Task description:
Repeat the records below exactly.

+++

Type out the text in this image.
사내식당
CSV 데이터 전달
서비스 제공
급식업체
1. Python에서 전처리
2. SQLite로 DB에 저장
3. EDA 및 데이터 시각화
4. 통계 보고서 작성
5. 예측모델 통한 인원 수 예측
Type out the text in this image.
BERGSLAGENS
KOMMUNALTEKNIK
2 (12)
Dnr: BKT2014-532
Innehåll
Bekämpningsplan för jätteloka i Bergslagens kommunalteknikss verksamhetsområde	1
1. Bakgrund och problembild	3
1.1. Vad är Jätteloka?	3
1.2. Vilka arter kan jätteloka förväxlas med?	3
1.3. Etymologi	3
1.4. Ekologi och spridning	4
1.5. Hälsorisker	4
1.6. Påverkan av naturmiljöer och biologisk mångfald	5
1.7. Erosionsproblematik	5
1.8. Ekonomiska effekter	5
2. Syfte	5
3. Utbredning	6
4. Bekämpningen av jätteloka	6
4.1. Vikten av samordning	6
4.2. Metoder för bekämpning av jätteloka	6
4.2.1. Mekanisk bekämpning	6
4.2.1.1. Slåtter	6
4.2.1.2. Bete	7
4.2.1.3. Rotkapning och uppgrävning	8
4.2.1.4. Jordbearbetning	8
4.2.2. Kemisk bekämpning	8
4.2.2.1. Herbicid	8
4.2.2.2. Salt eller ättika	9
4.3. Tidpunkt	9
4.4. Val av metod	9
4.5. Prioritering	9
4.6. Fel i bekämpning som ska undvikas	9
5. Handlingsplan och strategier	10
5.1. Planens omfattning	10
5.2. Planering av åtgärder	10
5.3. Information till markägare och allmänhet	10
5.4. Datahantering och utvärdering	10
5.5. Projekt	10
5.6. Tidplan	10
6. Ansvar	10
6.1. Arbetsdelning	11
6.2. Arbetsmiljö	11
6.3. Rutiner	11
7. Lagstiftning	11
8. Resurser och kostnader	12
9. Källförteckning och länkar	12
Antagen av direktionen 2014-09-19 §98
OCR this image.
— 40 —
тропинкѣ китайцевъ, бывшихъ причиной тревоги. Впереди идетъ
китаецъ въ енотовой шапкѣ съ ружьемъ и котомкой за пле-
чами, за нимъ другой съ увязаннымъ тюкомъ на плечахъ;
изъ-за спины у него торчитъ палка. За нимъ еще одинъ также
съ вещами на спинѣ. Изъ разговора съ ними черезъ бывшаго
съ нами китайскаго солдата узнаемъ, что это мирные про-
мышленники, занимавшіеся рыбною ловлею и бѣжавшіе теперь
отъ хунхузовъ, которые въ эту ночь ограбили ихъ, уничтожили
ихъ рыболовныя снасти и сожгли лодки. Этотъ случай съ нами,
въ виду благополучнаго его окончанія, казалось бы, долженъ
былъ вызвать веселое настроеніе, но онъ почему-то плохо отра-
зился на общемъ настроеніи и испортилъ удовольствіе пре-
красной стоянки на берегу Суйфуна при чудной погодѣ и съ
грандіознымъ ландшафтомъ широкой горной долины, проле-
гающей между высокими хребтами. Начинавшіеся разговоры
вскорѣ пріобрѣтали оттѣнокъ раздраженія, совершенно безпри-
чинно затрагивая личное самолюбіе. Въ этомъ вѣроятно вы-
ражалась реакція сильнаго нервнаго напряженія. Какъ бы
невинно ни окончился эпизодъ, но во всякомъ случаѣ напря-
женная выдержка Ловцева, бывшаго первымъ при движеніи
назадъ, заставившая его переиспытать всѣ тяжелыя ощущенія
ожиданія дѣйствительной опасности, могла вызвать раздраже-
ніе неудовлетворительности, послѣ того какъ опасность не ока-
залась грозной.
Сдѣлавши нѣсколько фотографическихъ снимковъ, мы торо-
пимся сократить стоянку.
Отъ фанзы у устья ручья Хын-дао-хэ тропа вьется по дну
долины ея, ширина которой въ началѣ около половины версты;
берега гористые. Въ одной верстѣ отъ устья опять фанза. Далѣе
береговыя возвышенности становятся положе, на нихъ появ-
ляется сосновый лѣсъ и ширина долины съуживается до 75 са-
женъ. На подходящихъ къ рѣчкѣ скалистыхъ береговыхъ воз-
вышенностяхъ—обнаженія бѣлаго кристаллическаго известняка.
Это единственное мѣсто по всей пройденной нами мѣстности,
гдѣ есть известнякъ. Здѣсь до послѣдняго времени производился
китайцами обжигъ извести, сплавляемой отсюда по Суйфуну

+++

Exercise solution:
Type out the text in this image.
사내식당
CSV 데이터 전달
서비스 제공
급식업체
1. Python에서 전처리
2. SQLite로 DB에 저장
3. EDA 및 데이터 시각화
4. 통계 보고서 작성
5. 예측모델 통한 인원 수 예측
Type out the text in this image.
BERGSLAGENS
KOMMUNALTEKNIK
2 (12)
Dnr: BKT2014-532
Innehåll
Bekämpningsplan för jätteloka i Bergslagens kommunalteknikss verksamhetsområde	1
1. Bakgrund och problembild	3
1.1. Vad är Jätteloka?	3
1.2. Vilka arter kan jätteloka förväxlas med?	3
1.3. Etymologi	3
1.4. Ekologi och spridning	4
1.5. Hälsorisker	4
1.6. Påverkan av naturmiljöer och biologisk mångfald	5
1.7. Erosionsproblematik	5
1.8. Ekonomiska effekter	5
2. Syfte	5
3. Utbredning	6
4. Bekämpningen av jätteloka	6
4.1. Vikten av samordning	6
4.2. Metoder för bekämpning av jätteloka	6
4.2.1. Mekanisk bekämpning	6
4.2.1.1. Slåtter	6
4.2.1.2. Bete	7
4.2.1.3. Rotkapning och uppgrävning	8
4.2.1.4. Jordbearbetning	8
4.2.2. Kemisk bekämpning	8
4.2.2.1. Herbicid	8
4.2.2.2. Salt eller ättika	9
4.3. Tidpunkt	9
4.4. Val av metod	9
4.5. Prioritering	9
4.6. Fel i bekämpning som ska undvikas	9
5. Handlingsplan och strategier	10
5.1. Planens omfattning	10
5.2. Planering av åtgärder	10
5.3. Information till markägare och allmänhet	10
5.4. Datahantering och utvärdering	10
5.5. Projekt	10
5.6. Tidplan	10
6. Ansvar	10
6.1. Arbetsdelning	11
6.2. Arbetsmiljö	11
6.3. Rutiner	11
7. Lagstiftning	11
8. Resurser och kostnader	12
9. Källförteckning och länkar	12
Antagen av direktionen 2014-09-19 §98
OCR this image.
— 40 —
тропинкѣ китайцевъ, бывшихъ причиной тревоги. Впереди идетъ
китаецъ въ енотовой шапкѣ съ ружьемъ и котомкой за пле-
чами, за нимъ другой съ увязаннымъ тюкомъ на плечахъ;
изъ-за спины у него торчитъ палка. За нимъ еще одинъ также
съ вещами на спинѣ. Изъ разговора съ ними черезъ бывшаго
съ нами китайскаго солдата узнаемъ, что это мирные про-
мышленники, занимавшіеся рыбною ловлею и бѣжавшіе теперь
отъ хунхузовъ, которые въ эту ночь ограбили ихъ, уничтожили
ихъ рыболовныя снасти и сожгли лодки. Этотъ случай съ нами,
въ виду благополучнаго его окончанія, казалось бы, долженъ
былъ вызвать веселое настроеніе, но онъ почему-то плохо отра-
зился на общемъ настроеніи и испортилъ удовольствіе пре-
красной стоянки на берегу Суйфуна при чудной погодѣ и съ
грандіознымъ ландшафтомъ широкой горной долины, проле-
гающей между высокими хребтами. Начинавшіеся разговоры
вскорѣ пріобрѣтали оттѣнокъ раздраженія, совершенно безпри-
чинно затрагивая личное самолюбіе. Въ этомъ вѣроятно вы-
ражалась реакція сильнаго нервнаго напряженія. Какъ бы
невинно ни окончился эпизодъ, но во всякомъ случаѣ напря-
женная выдержка Ловцева, бывшаго первымъ при движеніи
назадъ, заставившая его переиспытать всѣ тяжелыя ощущенія
ожиданія дѣйствительной опасности, могла вызвать раздраже-
ніе неудовлетворительности, послѣ того какъ опасность не ока-
залась грозной.
Сдѣлавши нѣсколько фотографическихъ снимковъ, мы торо-
пимся сократить стоянку.
Отъ фанзы у устья ручья Хын-дао-хэ тропа вьется по дну
долины ея, ширина которой въ началѣ около половины версты;
берега гористые. Въ одной верстѣ отъ устья опять фанза. Далѣе
береговыя возвышенности становятся положе, на нихъ появ-
ляется сосновый лѣсъ и ширина долины съуживается до 75 са-
женъ. На подходящихъ къ рѣчкѣ скалистыхъ береговыхъ воз-
вышенностяхъ—обнаженія бѣлаго кристаллическаго известняка.
Это единственное мѣсто по всей пройденной нами мѣстности,
гдѣ есть известнякъ. Здѣсь до послѣдняго времени производился
китайцами обжигъ извести, сплавляемой отсюда по Суйфуну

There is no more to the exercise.